◆ Document text ◆

* begin *

Editorial: Bridging the gap [NGW Magazine]
As the pipe-laying work on Nord Stream 2 resumes, the US continues to burn political capital with its extra-territorial sanctions on the European companies involved in it.
Most recently, DNV GL has quit the project, leaving open the question of the line’s insurability. The pipeline’s lenders do not doubt – in public – it will be completed and nobody doubts the growing shortage of Europe’s gas reserves. Why then the endeavour to halt it?
Either Russia is an unreliable or undesirable supplier, in which case countries can, like Poland and Ukraine, buy gas from other suppliers; or it is not, in which case the gas will flow – and through a shorter route than the central corridor through Ukraine. Kiev has no legal basis to demand transit fees in perpetuity. In the meantime, tanker after tanker of LNG can unload at European terminals, if one is prepared to pay for them. Blocking the line only weakens Europe’s security of supply.

* end *

◆ Data extract ◆
* begin *

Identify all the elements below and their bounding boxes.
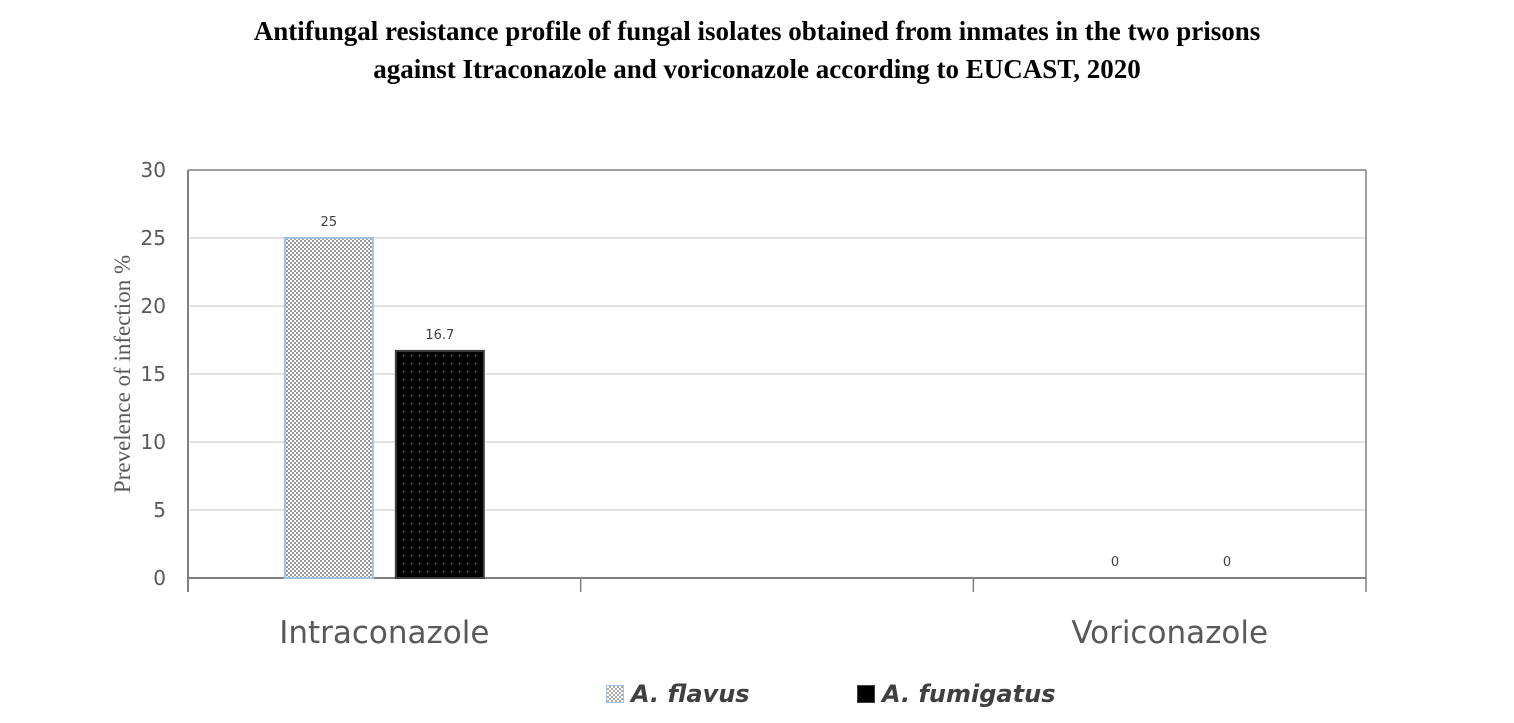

* end *

◆ What is asked ◆
1. Retype the part of the Nord Stream 2 editorial that opens with the words containing "Most recently, DNV" and closes with "to halt it?".
2. Rewrite the paragraph of the Nord Stream 2 editorial beginning "Either Russia is an unreliable" as a shorter bulleted list that keeps its main facts.
The data is separate material from the Nord Stream 2 editorial.

◆ Expected results ◆
1.
Most recently, DNV GL has quit the project, leaving open the question of the line’s insurability. The pipeline’s lenders do not doubt – in public – it will be completed and nobody doubts the growing shortage of Europe’s gas reserves. Why then the endeavour to halt it?

2.
- If Russia is an unreliable or undesirable supplier, countries can buy gas elsewhere, as Poland and Ukraine do.
- If it is not, the gas will flow by a shorter route than the central corridor through Ukraine.
- Kiev has no legal basis to demand transit fees in perpetuity.
- Meanwhile, LNG tankers can unload at European terminals for those willing to pay.
- Blocking the line only weakens Europe's security of supply.